Records excerpted from a collection
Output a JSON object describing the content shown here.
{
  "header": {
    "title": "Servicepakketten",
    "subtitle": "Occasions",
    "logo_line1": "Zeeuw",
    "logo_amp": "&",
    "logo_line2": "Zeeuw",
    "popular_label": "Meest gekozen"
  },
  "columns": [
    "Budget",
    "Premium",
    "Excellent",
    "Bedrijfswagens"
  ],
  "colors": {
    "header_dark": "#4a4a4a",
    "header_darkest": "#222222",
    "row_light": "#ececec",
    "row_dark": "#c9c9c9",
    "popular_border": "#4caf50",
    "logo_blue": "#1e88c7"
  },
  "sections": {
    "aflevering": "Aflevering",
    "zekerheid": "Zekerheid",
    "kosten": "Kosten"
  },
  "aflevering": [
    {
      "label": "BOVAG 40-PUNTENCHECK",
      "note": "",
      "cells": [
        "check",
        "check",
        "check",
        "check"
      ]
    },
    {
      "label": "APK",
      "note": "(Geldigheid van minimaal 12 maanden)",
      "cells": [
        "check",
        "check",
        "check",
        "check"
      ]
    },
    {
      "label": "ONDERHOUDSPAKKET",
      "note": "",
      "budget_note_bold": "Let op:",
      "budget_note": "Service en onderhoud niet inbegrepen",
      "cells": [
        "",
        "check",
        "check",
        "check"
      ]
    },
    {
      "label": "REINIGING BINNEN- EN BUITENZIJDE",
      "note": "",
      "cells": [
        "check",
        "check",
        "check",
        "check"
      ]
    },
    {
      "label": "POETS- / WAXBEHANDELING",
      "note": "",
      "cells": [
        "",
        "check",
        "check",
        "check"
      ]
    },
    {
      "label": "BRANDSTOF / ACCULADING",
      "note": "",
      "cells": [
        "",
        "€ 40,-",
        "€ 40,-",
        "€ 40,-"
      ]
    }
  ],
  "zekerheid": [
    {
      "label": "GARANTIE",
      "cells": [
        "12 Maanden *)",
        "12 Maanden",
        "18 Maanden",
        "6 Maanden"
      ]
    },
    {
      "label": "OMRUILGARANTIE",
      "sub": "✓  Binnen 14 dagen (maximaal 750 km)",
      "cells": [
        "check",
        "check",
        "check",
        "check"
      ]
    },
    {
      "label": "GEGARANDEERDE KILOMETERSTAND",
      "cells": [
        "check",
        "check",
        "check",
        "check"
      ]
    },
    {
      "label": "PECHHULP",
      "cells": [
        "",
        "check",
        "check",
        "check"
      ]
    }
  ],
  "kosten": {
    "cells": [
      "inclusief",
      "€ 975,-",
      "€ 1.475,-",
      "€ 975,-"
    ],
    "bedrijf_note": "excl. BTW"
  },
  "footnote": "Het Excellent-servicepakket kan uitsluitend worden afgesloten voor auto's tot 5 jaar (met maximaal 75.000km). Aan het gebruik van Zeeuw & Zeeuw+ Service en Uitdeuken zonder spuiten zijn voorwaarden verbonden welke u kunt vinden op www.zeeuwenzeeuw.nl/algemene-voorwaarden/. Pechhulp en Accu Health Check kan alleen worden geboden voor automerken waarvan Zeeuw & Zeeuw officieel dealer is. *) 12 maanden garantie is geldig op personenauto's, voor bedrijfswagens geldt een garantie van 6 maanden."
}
==
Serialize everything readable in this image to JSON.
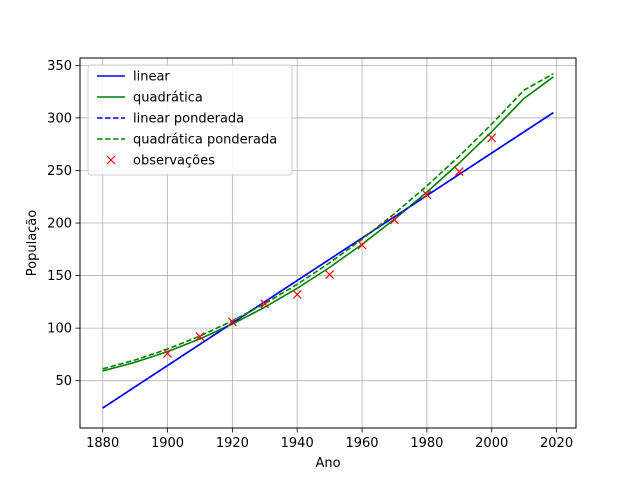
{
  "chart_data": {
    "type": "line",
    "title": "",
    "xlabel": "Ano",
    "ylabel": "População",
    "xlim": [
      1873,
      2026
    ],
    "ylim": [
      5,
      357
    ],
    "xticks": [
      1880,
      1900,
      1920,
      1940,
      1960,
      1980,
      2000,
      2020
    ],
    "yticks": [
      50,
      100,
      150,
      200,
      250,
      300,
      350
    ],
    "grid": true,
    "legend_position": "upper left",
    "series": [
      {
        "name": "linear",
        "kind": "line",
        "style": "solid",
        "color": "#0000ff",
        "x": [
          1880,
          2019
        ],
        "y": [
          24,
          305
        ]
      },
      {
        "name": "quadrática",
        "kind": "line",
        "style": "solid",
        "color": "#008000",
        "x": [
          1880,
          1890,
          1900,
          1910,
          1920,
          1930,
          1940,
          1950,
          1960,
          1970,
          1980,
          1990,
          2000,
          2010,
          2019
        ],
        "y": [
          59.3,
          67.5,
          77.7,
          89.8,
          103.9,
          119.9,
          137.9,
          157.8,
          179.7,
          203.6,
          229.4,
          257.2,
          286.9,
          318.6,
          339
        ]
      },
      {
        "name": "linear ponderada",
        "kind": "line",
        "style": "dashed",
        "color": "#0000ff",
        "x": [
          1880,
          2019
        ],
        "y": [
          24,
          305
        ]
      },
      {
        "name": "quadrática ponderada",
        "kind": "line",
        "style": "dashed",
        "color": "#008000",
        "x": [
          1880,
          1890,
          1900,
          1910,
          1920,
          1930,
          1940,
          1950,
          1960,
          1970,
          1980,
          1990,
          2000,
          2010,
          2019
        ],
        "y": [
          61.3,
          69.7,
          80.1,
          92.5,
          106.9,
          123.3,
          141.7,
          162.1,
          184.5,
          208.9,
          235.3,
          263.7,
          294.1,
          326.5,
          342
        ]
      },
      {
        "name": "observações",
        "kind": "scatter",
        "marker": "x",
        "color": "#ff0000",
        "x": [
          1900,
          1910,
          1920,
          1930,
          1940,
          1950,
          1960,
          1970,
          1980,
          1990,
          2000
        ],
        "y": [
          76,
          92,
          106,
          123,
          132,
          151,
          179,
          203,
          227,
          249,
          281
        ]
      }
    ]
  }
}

*DO THIS*.
Where a line of the data holds "JSON", show that line.

*RESULT OF THIS TASK*.
Output a JSON object describing the content shown here.
Serialize everything readable in this image to JSON.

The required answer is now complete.